_Exercise_.
Don't copy the pictures; return every other part of the records exactly.

Start Stored records

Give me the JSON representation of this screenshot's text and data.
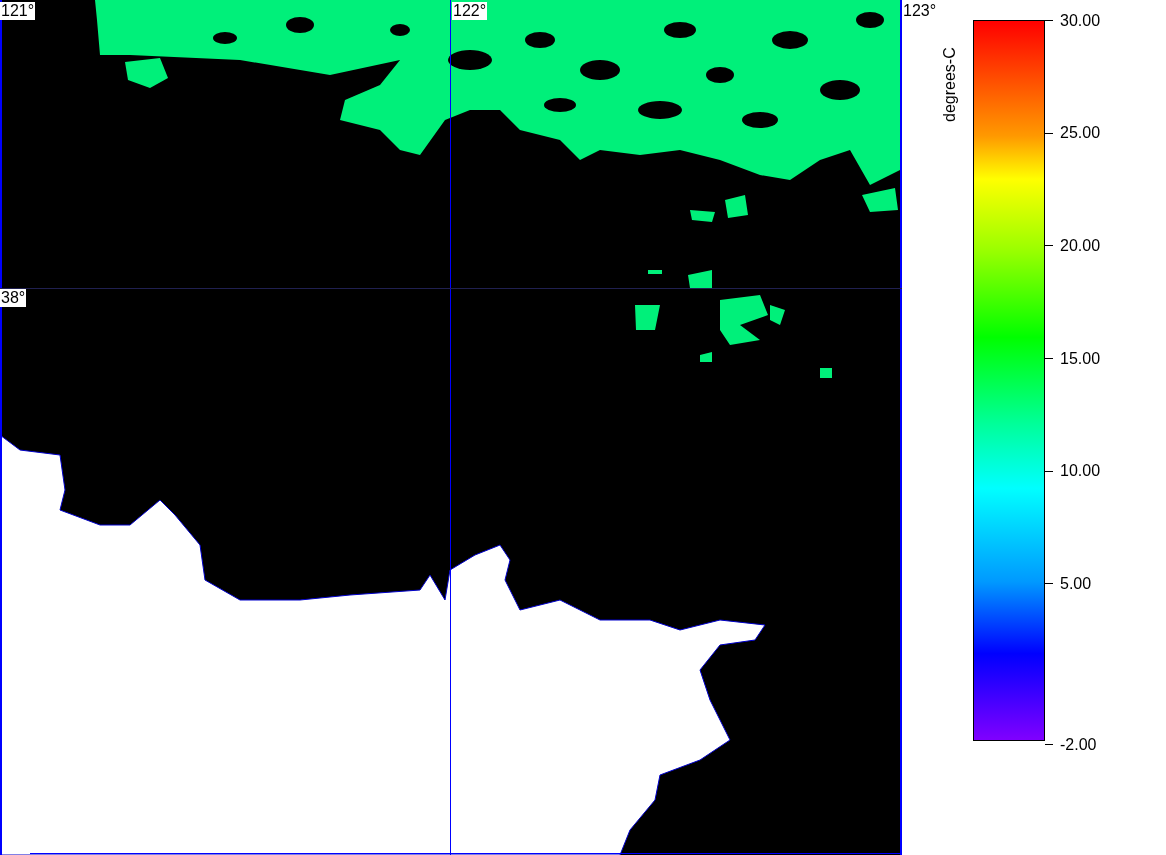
{
  "map": {
    "longitude_labels": [
      "121°",
      "122°",
      "123°"
    ],
    "latitude_labels": [
      "38°"
    ]
  },
  "colorbar": {
    "unit": "degrees-C",
    "tick_labels": [
      "30.00",
      "25.00",
      "20.00",
      "15.00",
      "10.00",
      "5.00",
      "-2.00"
    ]
  }
}
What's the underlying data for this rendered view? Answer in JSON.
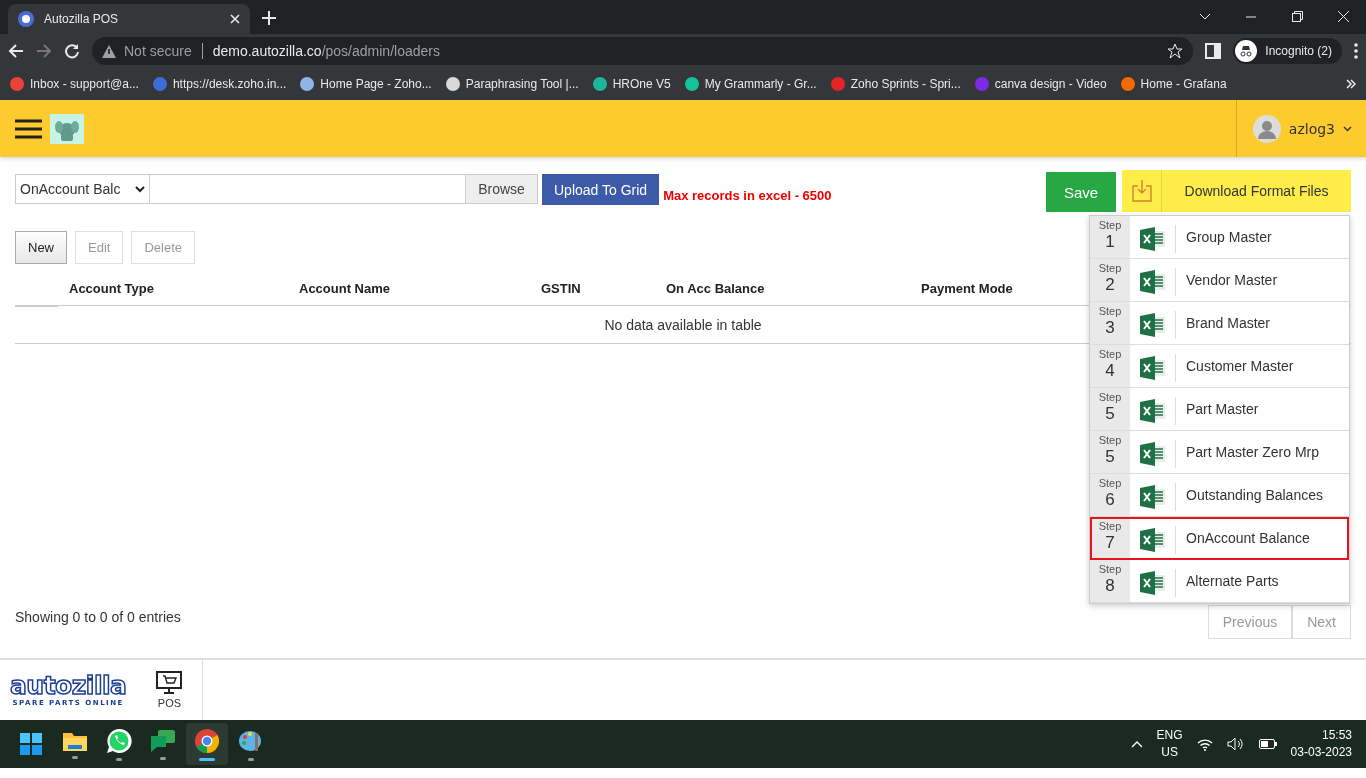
{
  "browser": {
    "tab_title": "Autozilla POS",
    "security": "Not secure",
    "url_host": "demo.autozilla.co",
    "url_path": "/pos/admin/loaders",
    "profile": "Incognito (2)",
    "bookmarks": [
      {
        "title": "Inbox - support@a...",
        "color": "#ea4335"
      },
      {
        "title": "https://desk.zoho.in...",
        "color": "#3b6fd8"
      },
      {
        "title": "Home Page - Zoho...",
        "color": "#8fb4e8"
      },
      {
        "title": "Paraphrasing Tool |...",
        "color": "#d8d8d8"
      },
      {
        "title": "HROne V5",
        "color": "#1fb59a"
      },
      {
        "title": "My Grammarly - Gr...",
        "color": "#15c39a"
      },
      {
        "title": "Zoho Sprints - Spri...",
        "color": "#e42527"
      },
      {
        "title": "canva design - Video",
        "color": "#7d2ae8"
      },
      {
        "title": "Home - Grafana",
        "color": "#f46800"
      }
    ]
  },
  "header": {
    "user": "azlog3"
  },
  "loader": {
    "select_value": "OnAccount Balc",
    "browse": "Browse",
    "upload": "Upload To Grid",
    "note": "Max records in excel - 6500",
    "save": "Save",
    "download": "Download Format Files"
  },
  "actions": [
    {
      "label": "New",
      "disabled": false
    },
    {
      "label": "Edit",
      "disabled": true
    },
    {
      "label": "Delete",
      "disabled": true
    }
  ],
  "table": {
    "columns": [
      "Account Type",
      "Account Name",
      "GSTIN",
      "On Acc Balance",
      "Payment Mode"
    ],
    "empty": "No data available in table",
    "info": "Showing 0 to 0 of 0 entries",
    "pagination": [
      "Previous",
      "Next"
    ]
  },
  "format_files": [
    {
      "step_label": "Step",
      "step": "1",
      "name": "Group Master",
      "selected": false
    },
    {
      "step_label": "Step",
      "step": "2",
      "name": "Vendor Master",
      "selected": false
    },
    {
      "step_label": "Step",
      "step": "3",
      "name": "Brand Master",
      "selected": false
    },
    {
      "step_label": "Step",
      "step": "4",
      "name": "Customer Master",
      "selected": false
    },
    {
      "step_label": "Step",
      "step": "5",
      "name": "Part Master",
      "selected": false
    },
    {
      "step_label": "Step",
      "step": "5",
      "name": "Part Master Zero Mrp",
      "selected": false
    },
    {
      "step_label": "Step",
      "step": "6",
      "name": "Outstanding Balances",
      "selected": false
    },
    {
      "step_label": "Step",
      "step": "7",
      "name": "OnAccount Balance",
      "selected": true
    },
    {
      "step_label": "Step",
      "step": "8",
      "name": "Alternate Parts",
      "selected": false
    }
  ],
  "footer": {
    "brand": "autozilla",
    "tagline": "SPARE PARTS ONLINE",
    "nav": [
      {
        "label": "POS"
      }
    ]
  },
  "taskbar": {
    "apps": [
      {
        "kind": "start",
        "selected": false
      },
      {
        "kind": "files",
        "selected": false
      },
      {
        "kind": "whatsapp",
        "selected": false
      },
      {
        "kind": "chat",
        "selected": false
      },
      {
        "kind": "chrome",
        "selected": true
      },
      {
        "kind": "paint",
        "selected": false
      }
    ],
    "language": "ENG",
    "region": "US",
    "time": "15:53",
    "date": "03-03-2023"
  }
}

End Stored records

_Output of the exercise_.
Give me the JSON representation of this screenshot's text and data.
{
  "map": {
    "longitude_labels": [
      "121°",
      "122°",
      "123°"
    ],
    "latitude_labels": [
      "38°"
    ]
  },
  "colorbar": {
    "unit": "degrees-C",
    "tick_labels": [
      "30.00",
      "25.00",
      "20.00",
      "15.00",
      "10.00",
      "5.00",
      "-2.00"
    ]
  }
}
What's the underlying data for this rendered view? Answer in JSON.
{
  "browser": {
    "tab_title": "Autozilla POS",
    "security": "Not secure",
    "url_host": "demo.autozilla.co",
    "url_path": "/pos/admin/loaders",
    "profile": "Incognito (2)",
    "bookmarks": [
      {
        "title": "Inbox - support@a...",
        "color": "#ea4335"
      },
      {
        "title": "https://desk.zoho.in...",
        "color": "#3b6fd8"
      },
      {
        "title": "Home Page - Zoho...",
        "color": "#8fb4e8"
      },
      {
        "title": "Paraphrasing Tool |...",
        "color": "#d8d8d8"
      },
      {
        "title": "HROne V5",
        "color": "#1fb59a"
      },
      {
        "title": "My Grammarly - Gr...",
        "color": "#15c39a"
      },
      {
        "title": "Zoho Sprints - Spri...",
        "color": "#e42527"
      },
      {
        "title": "canva design - Video",
        "color": "#7d2ae8"
      },
      {
        "title": "Home - Grafana",
        "color": "#f46800"
      }
    ]
  },
  "header": {
    "user": "azlog3"
  },
  "loader": {
    "select_value": "OnAccount Balc",
    "browse": "Browse",
    "upload": "Upload To Grid",
    "note": "Max records in excel - 6500",
    "save": "Save",
    "download": "Download Format Files"
  },
  "actions": [
    {
      "label": "New",
      "disabled": false
    },
    {
      "label": "Edit",
      "disabled": true
    },
    {
      "label": "Delete",
      "disabled": true
    }
  ],
  "table": {
    "columns": [
      "Account Type",
      "Account Name",
      "GSTIN",
      "On Acc Balance",
      "Payment Mode"
    ],
    "empty": "No data available in table",
    "info": "Showing 0 to 0 of 0 entries",
    "pagination": [
      "Previous",
      "Next"
    ]
  },
  "format_files": [
    {
      "step_label": "Step",
      "step": "1",
      "name": "Group Master",
      "selected": false
    },
    {
      "step_label": "Step",
      "step": "2",
      "name": "Vendor Master",
      "selected": false
    },
    {
      "step_label": "Step",
      "step": "3",
      "name": "Brand Master",
      "selected": false
    },
    {
      "step_label": "Step",
      "step": "4",
      "name": "Customer Master",
      "selected": false
    },
    {
      "step_label": "Step",
      "step": "5",
      "name": "Part Master",
      "selected": false
    },
    {
      "step_label": "Step",
      "step": "5",
      "name": "Part Master Zero Mrp",
      "selected": false
    },
    {
      "step_label": "Step",
      "step": "6",
      "name": "Outstanding Balances",
      "selected": false
    },
    {
      "step_label": "Step",
      "step": "7",
      "name": "OnAccount Balance",
      "selected": true
    },
    {
      "step_label": "Step",
      "step": "8",
      "name": "Alternate Parts",
      "selected": false
    }
  ],
  "footer": {
    "brand": "autozilla",
    "tagline": "SPARE PARTS ONLINE",
    "nav": [
      {
        "label": "POS"
      }
    ]
  },
  "taskbar": {
    "apps": [
      {
        "kind": "start",
        "selected": false
      },
      {
        "kind": "files",
        "selected": false
      },
      {
        "kind": "whatsapp",
        "selected": false
      },
      {
        "kind": "chat",
        "selected": false
      },
      {
        "kind": "chrome",
        "selected": true
      },
      {
        "kind": "paint",
        "selected": false
      }
    ],
    "language": "ENG",
    "region": "US",
    "time": "15:53",
    "date": "03-03-2023"
  }
}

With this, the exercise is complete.